The exercise: Repeat all of the records verbatim.

Data supplied:

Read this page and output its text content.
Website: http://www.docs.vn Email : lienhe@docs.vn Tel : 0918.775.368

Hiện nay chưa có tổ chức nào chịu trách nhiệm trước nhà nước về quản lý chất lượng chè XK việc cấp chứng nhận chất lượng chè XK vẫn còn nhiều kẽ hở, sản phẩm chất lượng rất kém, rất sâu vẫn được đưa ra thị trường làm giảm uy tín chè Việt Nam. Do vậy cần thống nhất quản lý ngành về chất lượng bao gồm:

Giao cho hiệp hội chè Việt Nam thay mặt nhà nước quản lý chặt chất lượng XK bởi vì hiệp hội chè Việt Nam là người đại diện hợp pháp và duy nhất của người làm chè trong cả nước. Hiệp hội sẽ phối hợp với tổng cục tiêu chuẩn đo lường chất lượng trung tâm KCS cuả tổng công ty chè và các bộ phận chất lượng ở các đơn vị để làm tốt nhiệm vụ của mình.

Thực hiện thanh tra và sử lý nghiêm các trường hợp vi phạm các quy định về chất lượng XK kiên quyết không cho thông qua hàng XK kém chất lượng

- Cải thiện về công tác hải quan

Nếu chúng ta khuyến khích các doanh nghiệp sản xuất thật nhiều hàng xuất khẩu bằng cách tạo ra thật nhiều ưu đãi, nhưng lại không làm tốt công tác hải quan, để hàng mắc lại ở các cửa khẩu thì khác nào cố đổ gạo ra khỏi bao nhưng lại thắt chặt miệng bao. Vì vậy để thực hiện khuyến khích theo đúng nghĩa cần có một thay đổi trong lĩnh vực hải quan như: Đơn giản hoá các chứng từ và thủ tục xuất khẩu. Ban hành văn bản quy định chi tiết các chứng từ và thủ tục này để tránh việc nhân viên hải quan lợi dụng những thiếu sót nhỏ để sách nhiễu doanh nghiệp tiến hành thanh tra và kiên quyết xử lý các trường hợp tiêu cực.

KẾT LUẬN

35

The answer:
Read this page and output its text content.
Website: http://www.docs.vn Email : lienhe@docs.vn Tel : 0918.775.368

Hiện nay chưa có tổ chức nào chịu trách nhiệm trước nhà nước về quản lý chất lượng chè XK việc cấp chứng nhận chất lượng chè XK vẫn còn nhiều kẽ hở, sản phẩm chất lượng rất kém, rất sâu vẫn được đưa ra thị trường làm giảm uy tín chè Việt Nam. Do vậy cần thống nhất quản lý ngành về chất lượng bao gồm:

Giao cho hiệp hội chè Việt Nam thay mặt nhà nước quản lý chặt chất lượng XK bởi vì hiệp hội chè Việt Nam là người đại diện hợp pháp và duy nhất của người làm chè trong cả nước. Hiệp hội sẽ phối hợp với tổng cục tiêu chuẩn đo lường chất lượng trung tâm KCS cuả tổng công ty chè và các bộ phận chất lượng ở các đơn vị để làm tốt nhiệm vụ của mình.

Thực hiện thanh tra và sử lý nghiêm các trường hợp vi phạm các quy định về chất lượng XK kiên quyết không cho thông qua hàng XK kém chất lượng

- Cải thiện về công tác hải quan

Nếu chúng ta khuyến khích các doanh nghiệp sản xuất thật nhiều hàng xuất khẩu bằng cách tạo ra thật nhiều ưu đãi, nhưng lại không làm tốt công tác hải quan, để hàng mắc lại ở các cửa khẩu thì khác nào cố đổ gạo ra khỏi bao nhưng lại thắt chặt miệng bao. Vì vậy để thực hiện khuyến khích theo đúng nghĩa cần có một thay đổi trong lĩnh vực hải quan như: Đơn giản hoá các chứng từ và thủ tục xuất khẩu. Ban hành văn bản quy định chi tiết các chứng từ và thủ tục này để tránh việc nhân viên hải quan lợi dụng những thiếu sót nhỏ để sách nhiễu doanh nghiệp tiến hành thanh tra và kiên quyết xử lý các trường hợp tiêu cực.

KẾT LUẬN

35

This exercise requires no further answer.